● Description of the task:
Read the listing and extract each line that includes the word "color".

● Source records:
###
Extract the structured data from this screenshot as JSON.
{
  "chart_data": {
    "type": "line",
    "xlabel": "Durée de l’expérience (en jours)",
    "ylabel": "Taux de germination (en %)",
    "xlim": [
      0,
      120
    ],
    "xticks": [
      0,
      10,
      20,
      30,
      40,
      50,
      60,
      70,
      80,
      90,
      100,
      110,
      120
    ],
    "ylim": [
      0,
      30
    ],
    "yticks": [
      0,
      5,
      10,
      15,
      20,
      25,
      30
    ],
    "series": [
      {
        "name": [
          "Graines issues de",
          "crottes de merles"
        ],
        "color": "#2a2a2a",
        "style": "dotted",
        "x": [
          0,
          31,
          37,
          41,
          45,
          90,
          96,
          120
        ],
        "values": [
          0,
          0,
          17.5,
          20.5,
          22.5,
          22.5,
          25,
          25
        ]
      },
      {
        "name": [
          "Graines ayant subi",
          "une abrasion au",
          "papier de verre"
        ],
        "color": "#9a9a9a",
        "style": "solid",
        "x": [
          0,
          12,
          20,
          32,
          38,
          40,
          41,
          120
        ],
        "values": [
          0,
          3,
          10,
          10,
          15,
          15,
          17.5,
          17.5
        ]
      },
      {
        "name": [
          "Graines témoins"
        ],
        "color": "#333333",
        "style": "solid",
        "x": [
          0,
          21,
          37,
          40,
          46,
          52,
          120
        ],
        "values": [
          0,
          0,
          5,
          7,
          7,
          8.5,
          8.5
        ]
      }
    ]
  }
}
###
● Finished task:
        "color": "#2a2a2a",
        "color": "#9a9a9a",
        "color": "#333333",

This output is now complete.